■ Objective: Select and reproduce each line of the listing below that bears the string "heading".

■ Record excerpts:
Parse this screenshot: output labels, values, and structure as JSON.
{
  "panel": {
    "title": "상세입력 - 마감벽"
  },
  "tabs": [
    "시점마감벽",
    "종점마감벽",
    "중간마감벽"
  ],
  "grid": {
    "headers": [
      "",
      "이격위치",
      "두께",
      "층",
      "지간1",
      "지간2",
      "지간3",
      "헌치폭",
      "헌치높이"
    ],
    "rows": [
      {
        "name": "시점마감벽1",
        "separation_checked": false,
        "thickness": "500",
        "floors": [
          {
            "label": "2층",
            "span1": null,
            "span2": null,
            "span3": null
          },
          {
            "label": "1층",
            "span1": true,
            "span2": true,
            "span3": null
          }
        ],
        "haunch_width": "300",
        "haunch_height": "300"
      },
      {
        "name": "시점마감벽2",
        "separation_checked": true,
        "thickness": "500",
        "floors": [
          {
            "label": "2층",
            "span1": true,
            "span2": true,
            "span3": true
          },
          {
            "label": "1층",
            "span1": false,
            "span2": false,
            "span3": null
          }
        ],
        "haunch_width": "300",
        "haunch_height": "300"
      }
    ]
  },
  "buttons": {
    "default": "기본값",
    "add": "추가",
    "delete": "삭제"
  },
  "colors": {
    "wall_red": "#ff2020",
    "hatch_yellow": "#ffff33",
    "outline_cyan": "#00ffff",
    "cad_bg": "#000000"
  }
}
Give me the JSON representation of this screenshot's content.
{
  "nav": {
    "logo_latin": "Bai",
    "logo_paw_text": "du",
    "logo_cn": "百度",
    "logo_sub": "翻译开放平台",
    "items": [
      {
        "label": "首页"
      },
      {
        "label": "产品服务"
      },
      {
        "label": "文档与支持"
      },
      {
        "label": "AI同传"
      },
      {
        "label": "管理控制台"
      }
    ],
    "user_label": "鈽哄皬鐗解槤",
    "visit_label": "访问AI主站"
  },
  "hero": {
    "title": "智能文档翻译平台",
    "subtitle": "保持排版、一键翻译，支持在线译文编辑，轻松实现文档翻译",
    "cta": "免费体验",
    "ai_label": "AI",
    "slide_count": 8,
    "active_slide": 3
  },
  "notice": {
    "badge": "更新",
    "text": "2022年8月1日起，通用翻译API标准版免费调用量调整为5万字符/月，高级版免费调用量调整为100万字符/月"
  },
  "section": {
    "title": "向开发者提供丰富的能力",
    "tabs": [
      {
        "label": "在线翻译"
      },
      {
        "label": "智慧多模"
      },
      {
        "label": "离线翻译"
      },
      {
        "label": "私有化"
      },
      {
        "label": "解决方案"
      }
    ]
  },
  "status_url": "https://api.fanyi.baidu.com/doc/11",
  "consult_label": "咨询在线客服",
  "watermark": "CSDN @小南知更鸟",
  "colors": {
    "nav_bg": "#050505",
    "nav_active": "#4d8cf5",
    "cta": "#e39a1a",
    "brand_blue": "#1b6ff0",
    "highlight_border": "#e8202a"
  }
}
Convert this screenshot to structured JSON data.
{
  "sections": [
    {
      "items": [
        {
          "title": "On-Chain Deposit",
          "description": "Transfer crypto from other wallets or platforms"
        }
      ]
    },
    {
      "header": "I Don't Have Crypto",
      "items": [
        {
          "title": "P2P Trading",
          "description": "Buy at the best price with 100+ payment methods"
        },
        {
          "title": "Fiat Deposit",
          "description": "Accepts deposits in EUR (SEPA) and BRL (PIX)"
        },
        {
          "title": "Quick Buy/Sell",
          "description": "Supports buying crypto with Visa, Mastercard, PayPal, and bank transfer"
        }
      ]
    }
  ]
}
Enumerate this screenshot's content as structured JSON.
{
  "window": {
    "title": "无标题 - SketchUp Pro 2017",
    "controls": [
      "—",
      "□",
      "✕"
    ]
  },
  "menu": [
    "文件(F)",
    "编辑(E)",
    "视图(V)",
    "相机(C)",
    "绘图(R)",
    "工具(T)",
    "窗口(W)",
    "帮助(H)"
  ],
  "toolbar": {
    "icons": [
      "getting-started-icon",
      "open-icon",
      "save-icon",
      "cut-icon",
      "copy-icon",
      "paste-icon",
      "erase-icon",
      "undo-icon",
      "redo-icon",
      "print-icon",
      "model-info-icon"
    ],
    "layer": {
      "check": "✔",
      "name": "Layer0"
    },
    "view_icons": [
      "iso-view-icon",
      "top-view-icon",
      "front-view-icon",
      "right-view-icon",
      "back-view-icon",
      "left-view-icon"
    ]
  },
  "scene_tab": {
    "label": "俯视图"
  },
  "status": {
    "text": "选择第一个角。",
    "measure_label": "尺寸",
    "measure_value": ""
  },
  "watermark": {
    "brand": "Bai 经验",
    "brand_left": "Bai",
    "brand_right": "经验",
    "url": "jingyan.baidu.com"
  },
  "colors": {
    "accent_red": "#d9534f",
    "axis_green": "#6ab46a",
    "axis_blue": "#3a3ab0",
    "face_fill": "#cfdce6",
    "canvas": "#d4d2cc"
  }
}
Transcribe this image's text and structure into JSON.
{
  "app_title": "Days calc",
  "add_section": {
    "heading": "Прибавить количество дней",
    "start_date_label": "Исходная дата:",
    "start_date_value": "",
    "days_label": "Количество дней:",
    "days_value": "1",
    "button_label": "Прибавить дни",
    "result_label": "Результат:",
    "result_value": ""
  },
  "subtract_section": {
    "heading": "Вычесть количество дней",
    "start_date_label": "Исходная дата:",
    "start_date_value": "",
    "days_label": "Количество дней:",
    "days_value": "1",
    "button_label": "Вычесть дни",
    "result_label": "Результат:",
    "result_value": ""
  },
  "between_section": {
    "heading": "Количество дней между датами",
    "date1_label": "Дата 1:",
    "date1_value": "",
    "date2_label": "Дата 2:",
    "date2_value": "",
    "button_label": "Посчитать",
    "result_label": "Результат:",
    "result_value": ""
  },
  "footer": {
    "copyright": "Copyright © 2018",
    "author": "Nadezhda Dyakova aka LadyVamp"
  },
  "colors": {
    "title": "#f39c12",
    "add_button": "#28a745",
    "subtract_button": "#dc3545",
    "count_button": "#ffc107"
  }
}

■ Correct result:
    "heading": "Прибавить количество дней",
    "heading": "Вычесть количество дней",
    "heading": "Количество дней между датами",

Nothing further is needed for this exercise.